SUPPLIED ENTRIES:
::::::::::

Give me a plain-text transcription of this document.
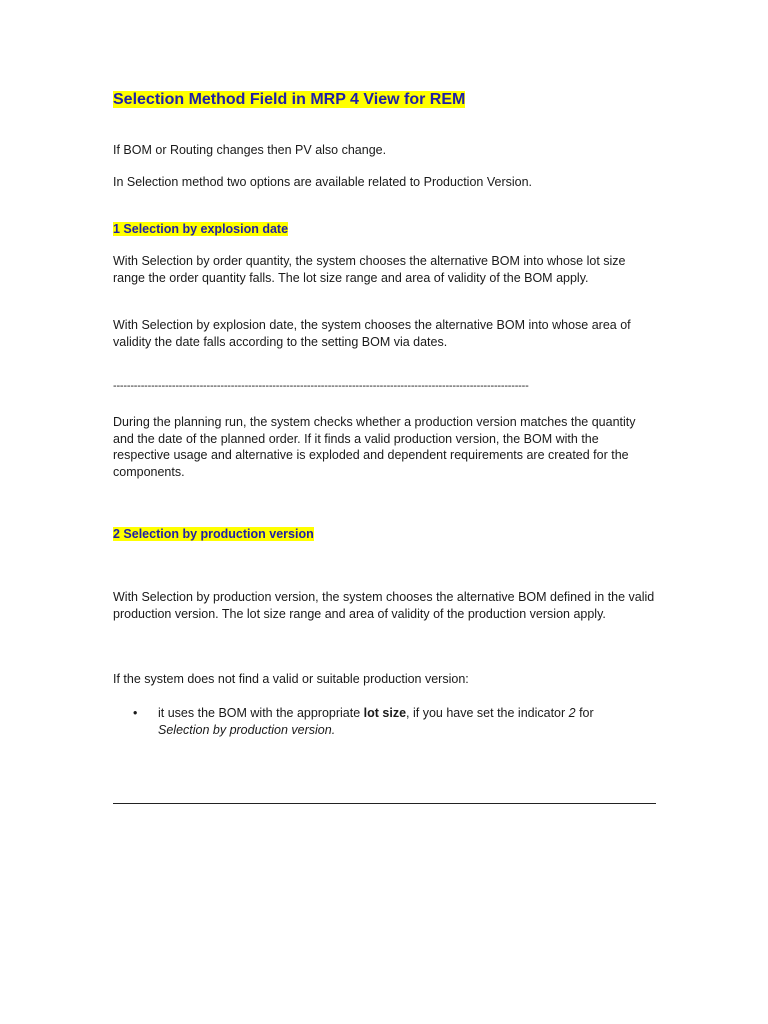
Selection Method Field in MRP 4 View for REM

If BOM or Routing changes then PV also change.

In Selection method two options are available related to Production Version.

1 Selection by explosion date

With Selection by order quantity, the system chooses the alternative BOM into whose lot size range the order quantity falls. The lot size range and area of validity of the BOM apply.

With Selection by explosion date, the system chooses the alternative BOM into whose area of validity the date falls according to the setting BOM via dates.

------------------------------------------------------------------------------------------------------------------------

During the planning run, the system checks whether a production version matches the quantity and the date of the planned order. If it finds a valid production version, the BOM with the respective usage and alternative is exploded and dependent requirements are created for the components.

2 Selection by production version

With Selection by production version, the system chooses the alternative BOM defined in the valid production version. The lot size range and area of validity of the production version apply.

If the system does not find a valid or suitable production version:

• it uses the BOM with the appropriate lot size, if you have set the indicator 2 for
Selection by production version.
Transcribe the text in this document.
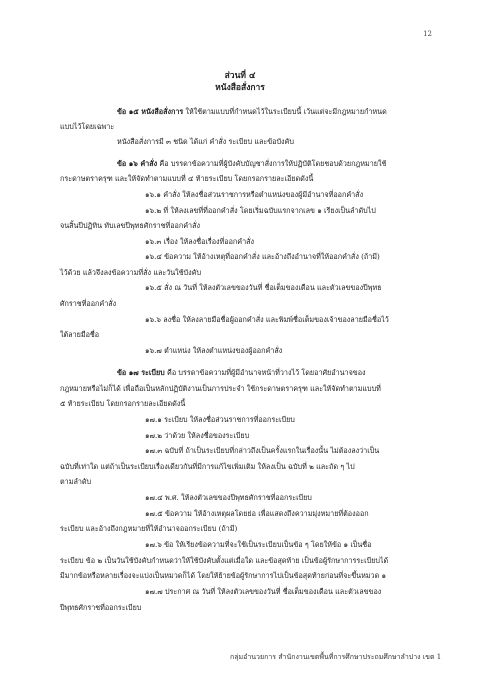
12
ส่วนที่ ๔
หนังสือสั่งการ
ข้อ ๑๕ หนังสือสั่งการ ให้ใช้ตามแบบที่กำหนดไว้ในระเบียบนี้ เว้นแต่จะมีกฎหมายกำหนด
แบบไว้โดยเฉพาะ
หนังสือสั่งการมี ๓ ชนิด ได้แก่ คำสั่ง ระเบียบ และข้อบังคับ
ข้อ ๑๖ คำสั่ง คือ บรรดาข้อความที่ผู้บังคับบัญชาสั่งการให้ปฏิบัติโดยชอบด้วยกฎหมายใช้
กระดาษตราครุฑ และให้จัดทำตามแบบที่ ๔ ท้ายระเบียบ โดยกรอกรายละเอียดดังนี้
๑๖.๑ คำสั่ง ให้ลงชื่อส่วนราชการหรือตำแหน่งของผู้มีอำนาจที่ออกคำสั่ง
๑๖.๒ ที่ ให้ลงเลขที่ที่ออกคำสั่ง โดยเริ่มฉบับแรกจากเลข ๑ เรียงเป็นลำดับไป
จนสิ้นปีปฏิทิน ทับเลขปีพุทธศักราชที่ออกคำสั่ง
๑๖.๓ เรื่อง ให้ลงชื่อเรื่องที่ออกคำสั่ง
๑๖.๔ ข้อความ ให้อ้างเหตุที่ออกคำสั่ง และอ้างถึงอำนาจที่ให้ออกคำสั่ง (ถ้ามี)
ไว้ด้วย แล้วจึงลงข้อความที่สั่ง และวันใช้บังคับ
๑๖.๕ สั่ง ณ วันที่ ให้ลงตัวเลขของวันที่ ชื่อเต็มของเดือน และตัวเลขของปีพุทธ
ศักราชที่ออกคำสั่ง
๑๖.๖ ลงชื่อ ให้ลงลายมือชื่อผู้ออกคำสั่ง และพิมพ์ชื่อเต็มของเจ้าของลายมือชื่อไว้
ใต้ลายมือชื่อ
๑๖.๗ ตำแหน่ง ให้ลงตำแหน่งของผู้ออกคำสั่ง
ข้อ ๑๗ ระเบียบ คือ บรรดาข้อความที่ผู้มีอำนาจหน้าที่วางไว้ โดยอาศัยอำนาจของ
กฎหมายหรือไม่ก็ได้ เพื่อถือเป็นหลักปฏิบัติงานเป็นการประจำ ใช้กระดาษตราครุฑ และให้จัดทำตามแบบที่
๕ ท้ายระเบียบ โดยกรอกรายละเอียดดังนี้
๑๗.๑ ระเบียบ ให้ลงชื่อส่วนราชการที่ออกระเบียบ
๑๗.๒ ว่าด้วย ให้ลงชื่อของระเบียบ
๑๗.๓ ฉบับที่ ถ้าเป็นระเบียบที่กล่าวถึงเป็นครั้งแรกในเรื่องนั้น ไม่ต้องลงว่าเป็น
ฉบับที่เท่าใด แต่ถ้าเป็นระเบียบเรื่องเดียวกันที่มีการแก้ไขเพิ่มเติม ให้ลงเป็น ฉบับที่ ๒ และถัด ๆ ไป
ตามลำดับ
๑๗.๔ พ.ศ. ให้ลงตัวเลขของปีพุทธศักราชที่ออกระเบียบ
๑๗.๕ ข้อความ ให้อ้างเหตุผลโดยย่อ เพื่อแสดงถึงความมุ่งหมายที่ต้องออก
ระเบียบ และอ้างถึงกฎหมายที่ให้อำนาจออกระเบียบ (ถ้ามี)
๑๗.๖ ข้อ ให้เรียงข้อความที่จะใช้เป็นระเบียบเป็นข้อ ๆ โดยให้ข้อ ๑ เป็นชื่อ
ระเบียบ ข้อ ๒ เป็นวันใช้บังคับกำหนดว่าให้ใช้บังคับตั้งแต่เมื่อใด และข้อสุดท้าย เป็นข้อผู้รักษาการระเบียบได้
มีมากข้อหรือหลายเรื่องจะแบ่งเป็นหมวดก็ได้ โดยให้ย้ายข้อผู้รักษาการไปเป็นข้อสุดท้ายก่อนที่จะขึ้นหมวด ๑
๑๗.๗ ประกาศ ณ วันที่ ให้ลงตัวเลขของวันที่ ชื่อเต็มของเดือน และตัวเลขของ
ปีพุทธศักราชที่ออกระเบียบ
กลุ่มอำนวยการ สำนักงานเขตพื้นที่การศึกษาประถมศึกษาลำปาง เขต 1
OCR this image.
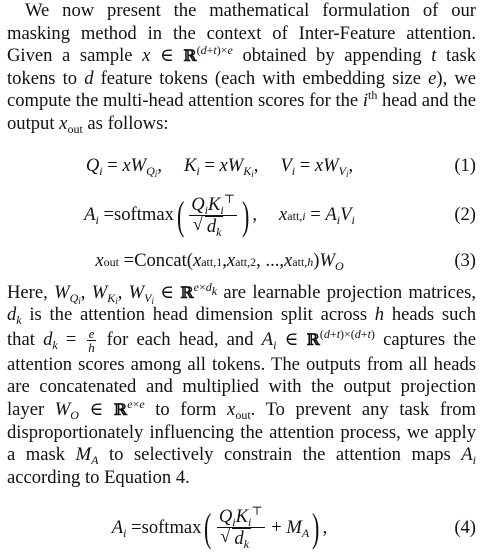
We now present the mathematical formulation of our masking method in the context of Inter-Feature attention. Given a sample x ∈ ℝ$^{(d+t)\times e}$ obtained by appending t task tokens to d feature tokens (each with embedding size e), we compute the multi-head attention scores for the $i^{th}$ head and the output $x_{out}$ as follows:

$Q_i = xW_{Q_i}$ , $K_i = xW_{K_i}$ , $V_i = xW_{V_i}$ ,	(1)
$A_i$ = softmax ( $Q_iK_i^⊤$
√ $d_k$ ) , x $att,i = A_iV_i$	(2)
x out = Concat ( x att,1 , x att,2 , ..., x att,h ) $W_O$	(3)

Here, $W_{Q_i}$, $W_{K_i}$, $W_{V_i}$ ∈ ℝ$^{e\times d_k}$ are learnable projection matrices, $d_k$ is the attention head dimension split across h heads such that $d_k = \frac{e}{h}$ for each head, and $A_i$ ∈ ℝ$^{(d+t)\times(d+t)}$ captures the attention scores among all tokens. The outputs from all heads are concatenated and multiplied with the output projection layer $W_O$ ∈ ℝ$^{e\times e}$ to form $x_{out}$. To prevent any task from disproportionately influencing the attention process, we apply a mask $M_A$ to selectively constrain the attention maps $A_i$ according to Equation 4.

$A_i$ = softmax ( $Q_iK_i^⊤$
√ $d_k + M_A$ ) ,	(4)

::::::::::

All lines that include "each" are to be gathered and copied.

We now present the mathematical formulation of our masking method in the context of Inter-Feature attention. Given a sample x ∈ ℝ$^{(d+t)\times e}$ obtained by appending t task tokens to d feature tokens (each with embedding size e), we compute the multi-head attention scores for the $i^{th}$ head and the output $x_{out}$ as follows:
Here, $W_{Q_i}$, $W_{K_i}$, $W_{V_i}$ ∈ ℝ$^{e\times d_k}$ are learnable projection matrices, $d_k$ is the attention head dimension split across h heads such that $d_k = \frac{e}{h}$ for each head, and $A_i$ ∈ ℝ$^{(d+t)\times(d+t)}$ captures the attention scores among all tokens. The outputs from all heads are concatenated and multiplied with the output projection layer $W_O$ ∈ ℝ$^{e\times e}$ to form $x_{out}$. To prevent any task from disproportionately influencing the attention process, we apply a mask $M_A$ to selectively constrain the attention maps $A_i$ according to Equation 4.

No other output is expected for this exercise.